The exercise: Find each line with "ЗМЕНШИЛАСЬ" and copy it.

=-=-=-=-=

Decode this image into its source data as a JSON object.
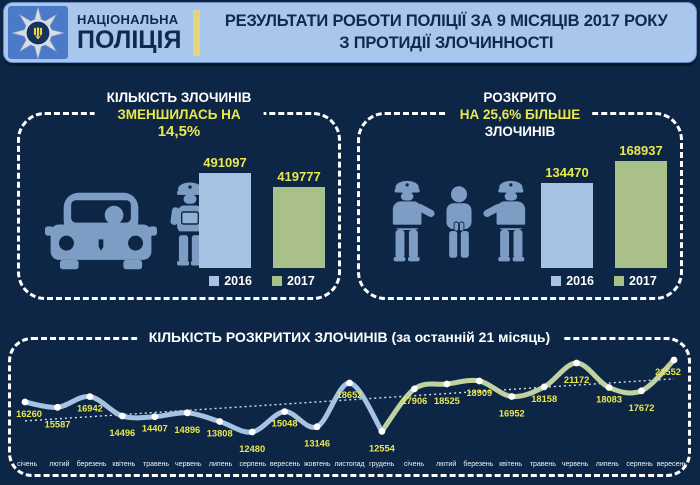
{
  "header": {
    "org_name_line1": "НАЦІОНАЛЬНА",
    "org_name_line2": "ПОЛІЦІЯ",
    "title_line1": "РЕЗУЛЬТАТИ РОБОТИ ПОЛІЦІЇ ЗА 9 МІСЯЦІВ 2017 РОКУ",
    "title_line2": "З ПРОТИДІЇ ЗЛОЧИННОСТІ"
  },
  "colors": {
    "background": "#0e2646",
    "header_bg": "#a9c6ec",
    "header_text": "#12294f",
    "logo_bg": "#4b7ac8",
    "accent_yellow": "#e9e84e",
    "bar_2016_blue": "#a6c3e3",
    "bar_2017_green": "#a9c088",
    "icon_slate_blue": "#7e9dc4",
    "line_2016_blue": "#a6c3e3",
    "line_2017_green": "#bfd2a2",
    "marker_white": "#ffffff",
    "trend_dotted": "#cfdff0",
    "panel_border_white": "#ffffff",
    "divider_yellow": "#e3d57a"
  },
  "panels": {
    "crimes": {
      "title_line1": "КІЛЬКІСТЬ ЗЛОЧИНІВ",
      "title_line2": "ЗМЕНШИЛАСЬ НА",
      "title_line3": "14,5%"
    },
    "solved": {
      "title_line1": "РОЗКРИТО",
      "title_line2": "НА 25,6% БІЛЬШЕ",
      "title_line3": "ЗЛОЧИНІВ"
    },
    "monthly": {
      "title": "КІЛЬКІСТЬ РОЗКРИТИХ ЗЛОЧИНІВ (за останній 21 місяць)"
    }
  },
  "chart_data": [
    {
      "type": "bar",
      "title": "КІЛЬКІСТЬ ЗЛОЧИНІВ ЗМЕНШИЛАСЬ НА 14,5%",
      "categories": [
        "2016",
        "2017"
      ],
      "values": [
        491097,
        419777
      ],
      "colors": [
        "#a6c3e3",
        "#a9c088"
      ],
      "legend_position": "bottom",
      "data_labels": true
    },
    {
      "type": "bar",
      "title": "РОЗКРИТО НА 25,6% БІЛЬШЕ ЗЛОЧИНІВ",
      "categories": [
        "2016",
        "2017"
      ],
      "values": [
        134470,
        168937
      ],
      "colors": [
        "#a6c3e3",
        "#a9c088"
      ],
      "legend_position": "bottom",
      "data_labels": true
    },
    {
      "type": "line",
      "title": "КІЛЬКІСТЬ РОЗКРИТИХ ЗЛОЧИНІВ (за останній 21 місяць)",
      "categories": [
        "січень",
        "лютий",
        "березень",
        "квітень",
        "травень",
        "червень",
        "липень",
        "серпень",
        "вересень",
        "жовтень",
        "листопад",
        "грудень",
        "січень",
        "лютий",
        "березень",
        "квітень",
        "травень",
        "червень",
        "липень",
        "серпень",
        "вересень"
      ],
      "values": [
        16260,
        15587,
        16942,
        14496,
        14407,
        14896,
        13808,
        12480,
        15048,
        13146,
        18652,
        12554,
        17906,
        18525,
        18909,
        16952,
        18158,
        21172,
        18083,
        17672,
        21552
      ],
      "ylim": [
        12000,
        22000
      ],
      "year_split_index": 12,
      "series_colors": {
        "2016": "#a6c3e3",
        "2017": "#bfd2a2"
      },
      "trendline": true,
      "data_labels": true,
      "grid": false
    }
  ]
}
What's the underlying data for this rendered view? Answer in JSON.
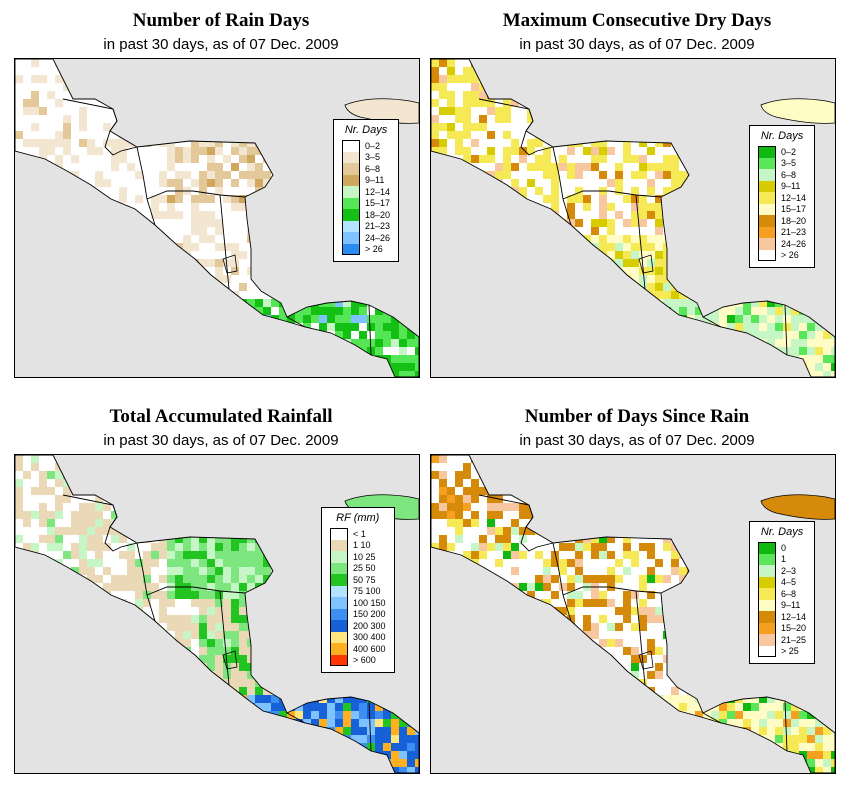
{
  "panels": [
    {
      "id": "rain-days",
      "title": "Number of Rain Days",
      "subtitle": "in past 30 days, as of  07 Dec. 2009",
      "legend_title": "Nr. Days",
      "legend": [
        {
          "label": "0–2",
          "color": "#ffffff"
        },
        {
          "label": "3–5",
          "color": "#f2e6d0"
        },
        {
          "label": "6–8",
          "color": "#e3c99a"
        },
        {
          "label": "9–11",
          "color": "#cfa85e"
        },
        {
          "label": "12–14",
          "color": "#c6f5c6"
        },
        {
          "label": "15–17",
          "color": "#55e655"
        },
        {
          "label": "18–20",
          "color": "#14c014"
        },
        {
          "label": "21–23",
          "color": "#b3e4ff"
        },
        {
          "label": "24–26",
          "color": "#7ec2ff"
        },
        {
          "label": "> 26",
          "color": "#2a8cf0"
        }
      ]
    },
    {
      "id": "dry-days",
      "title": "Maximum Consecutive Dry Days",
      "subtitle": "in past 30 days, as of  07 Dec. 2009",
      "legend_title": "Nr. Days",
      "legend": [
        {
          "label": "0–2",
          "color": "#12b812"
        },
        {
          "label": "3–5",
          "color": "#5ae65a"
        },
        {
          "label": "6–8",
          "color": "#c6f5c6"
        },
        {
          "label": "9–11",
          "color": "#d6cc00"
        },
        {
          "label": "12–14",
          "color": "#f5ea55"
        },
        {
          "label": "15–17",
          "color": "#fffcc6"
        },
        {
          "label": "18–20",
          "color": "#d68a0a"
        },
        {
          "label": "21–23",
          "color": "#f5a020"
        },
        {
          "label": "24–26",
          "color": "#f7c8a0"
        },
        {
          "label": "> 26",
          "color": "#ffffff"
        }
      ]
    },
    {
      "id": "rainfall",
      "title": "Total Accumulated Rainfall",
      "subtitle": "in past 30 days, as of  07 Dec. 2009",
      "legend_title": "RF (mm)",
      "legend": [
        {
          "label": "< 1",
          "color": "#ffffff"
        },
        {
          "label": "1   10",
          "color": "#ead8b6"
        },
        {
          "label": "10   25",
          "color": "#c6f5c6"
        },
        {
          "label": "25   50",
          "color": "#7ee67e"
        },
        {
          "label": "50   75",
          "color": "#22c422"
        },
        {
          "label": "75   100",
          "color": "#b3e4ff"
        },
        {
          "label": "100   150",
          "color": "#7ec2ff"
        },
        {
          "label": "150   200",
          "color": "#3c8ef0"
        },
        {
          "label": "200   300",
          "color": "#1660d8"
        },
        {
          "label": "300   400",
          "color": "#ffe680"
        },
        {
          "label": "400   600",
          "color": "#ffb020"
        },
        {
          "label": "> 600",
          "color": "#ff3800"
        }
      ]
    },
    {
      "id": "since-rain",
      "title": "Number of Days Since Rain",
      "subtitle": "in past 30 days, as of  07 Dec. 2009",
      "legend_title": "Nr. Days",
      "legend": [
        {
          "label": "0",
          "color": "#12b812"
        },
        {
          "label": "1",
          "color": "#5ae65a"
        },
        {
          "label": "2–3",
          "color": "#c6f5c6"
        },
        {
          "label": "4–5",
          "color": "#d6cc00"
        },
        {
          "label": "6–8",
          "color": "#f5ea55"
        },
        {
          "label": "9–11",
          "color": "#fffcc6"
        },
        {
          "label": "12–14",
          "color": "#d68a0a"
        },
        {
          "label": "15–20",
          "color": "#f5a020"
        },
        {
          "label": "21–25",
          "color": "#f7c8a0"
        },
        {
          "label": "> 25",
          "color": "#ffffff"
        }
      ]
    }
  ],
  "map_colors": {
    "background": "#e3e3e3",
    "land_default": "#ffffff",
    "border": "#000000"
  }
}
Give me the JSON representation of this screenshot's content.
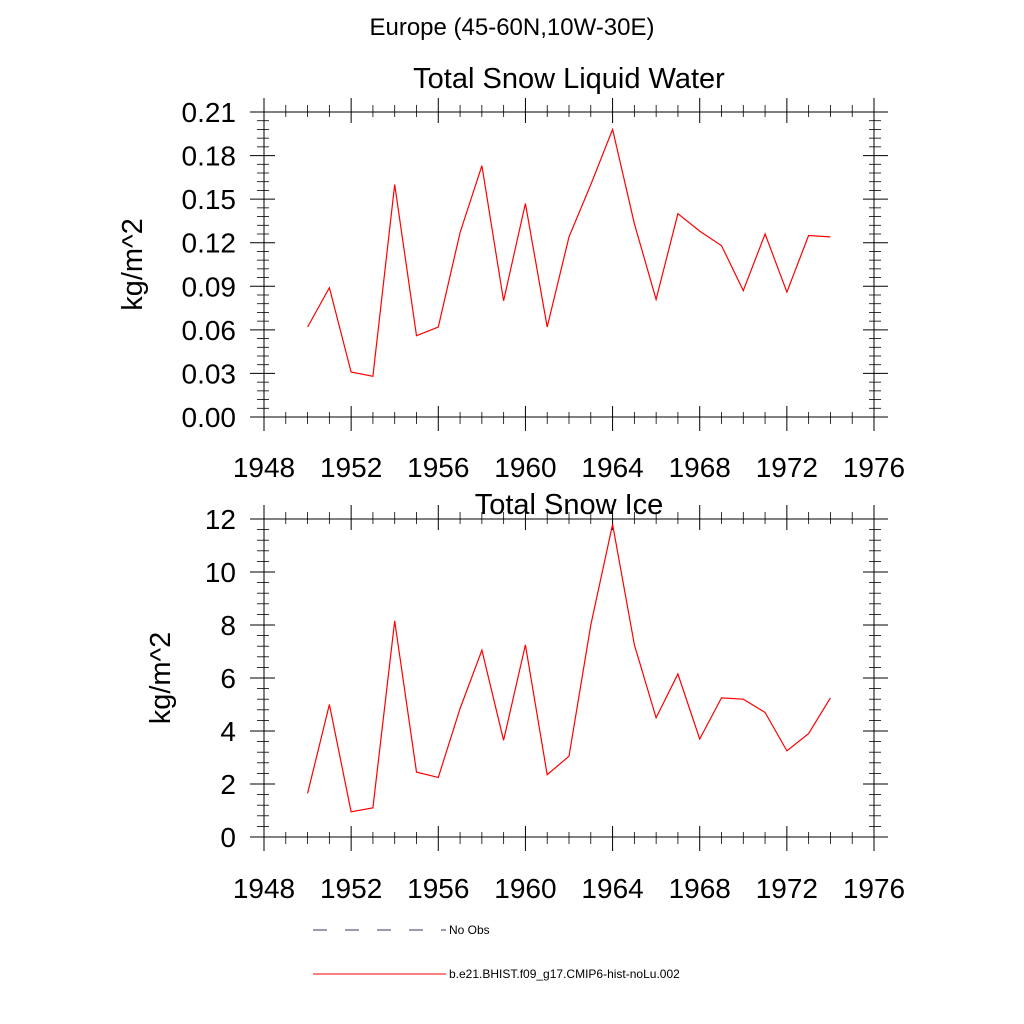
{
  "page_title": "Europe (45-60N,10W-30E)",
  "colors": {
    "model_line": "#ff0000",
    "obs_line": "#333366",
    "axis": "#000000"
  },
  "legend": {
    "items": [
      {
        "label": "No Obs",
        "style": "dashed",
        "color": "#333366"
      },
      {
        "label": "b.e21.BHIST.f09_g17.CMIP6-hist-noLu.002",
        "style": "solid",
        "color": "#ff0000"
      }
    ]
  },
  "chart_data": [
    {
      "type": "line",
      "title": "Total Snow Liquid Water",
      "xlabel": "",
      "ylabel": "kg/m^2",
      "xlim": [
        1948,
        1976
      ],
      "ylim": [
        0,
        0.21
      ],
      "xticks": [
        "1948",
        "1952",
        "1956",
        "1960",
        "1964",
        "1968",
        "1972",
        "1976"
      ],
      "yticks": [
        "0.00",
        "0.03",
        "0.06",
        "0.09",
        "0.12",
        "0.15",
        "0.18",
        "0.21"
      ],
      "grid": false,
      "series": [
        {
          "name": "b.e21.BHIST.f09_g17.CMIP6-hist-noLu.002",
          "color": "#ff0000",
          "x": [
            1950,
            1951,
            1952,
            1953,
            1954,
            1955,
            1956,
            1957,
            1958,
            1959,
            1960,
            1961,
            1962,
            1963,
            1964,
            1965,
            1966,
            1967,
            1968,
            1969,
            1970,
            1971,
            1972,
            1973,
            1974
          ],
          "values": [
            0.062,
            0.089,
            0.031,
            0.028,
            0.16,
            0.056,
            0.062,
            0.127,
            0.173,
            0.08,
            0.147,
            0.062,
            0.124,
            0.16,
            0.198,
            0.133,
            0.081,
            0.14,
            0.128,
            0.118,
            0.087,
            0.126,
            0.086,
            0.125,
            0.124
          ]
        }
      ]
    },
    {
      "type": "line",
      "title": "Total Snow Ice",
      "xlabel": "",
      "ylabel": "kg/m^2",
      "xlim": [
        1948,
        1976
      ],
      "ylim": [
        0,
        12
      ],
      "xticks": [
        "1948",
        "1952",
        "1956",
        "1960",
        "1964",
        "1968",
        "1972",
        "1976"
      ],
      "yticks": [
        "0",
        "2",
        "4",
        "6",
        "8",
        "10",
        "12"
      ],
      "grid": false,
      "series": [
        {
          "name": "b.e21.BHIST.f09_g17.CMIP6-hist-noLu.002",
          "color": "#ff0000",
          "x": [
            1950,
            1951,
            1952,
            1953,
            1954,
            1955,
            1956,
            1957,
            1958,
            1959,
            1960,
            1961,
            1962,
            1963,
            1964,
            1965,
            1966,
            1967,
            1968,
            1969,
            1970,
            1971,
            1972,
            1973,
            1974
          ],
          "values": [
            1.65,
            5.0,
            0.95,
            1.1,
            8.15,
            2.45,
            2.25,
            4.85,
            7.05,
            3.65,
            7.25,
            2.35,
            3.05,
            8.0,
            11.8,
            7.25,
            4.5,
            6.15,
            3.7,
            5.25,
            5.2,
            4.7,
            3.25,
            3.9,
            5.25
          ]
        }
      ]
    }
  ]
}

=-=-=-=-=

Exercise result:
      "title_line2": "ЗМЕНШИЛАСЬ НА",
      "title": "КІЛЬКІСТЬ ЗЛОЧИНІВ ЗМЕНШИЛАСЬ НА 14,5%",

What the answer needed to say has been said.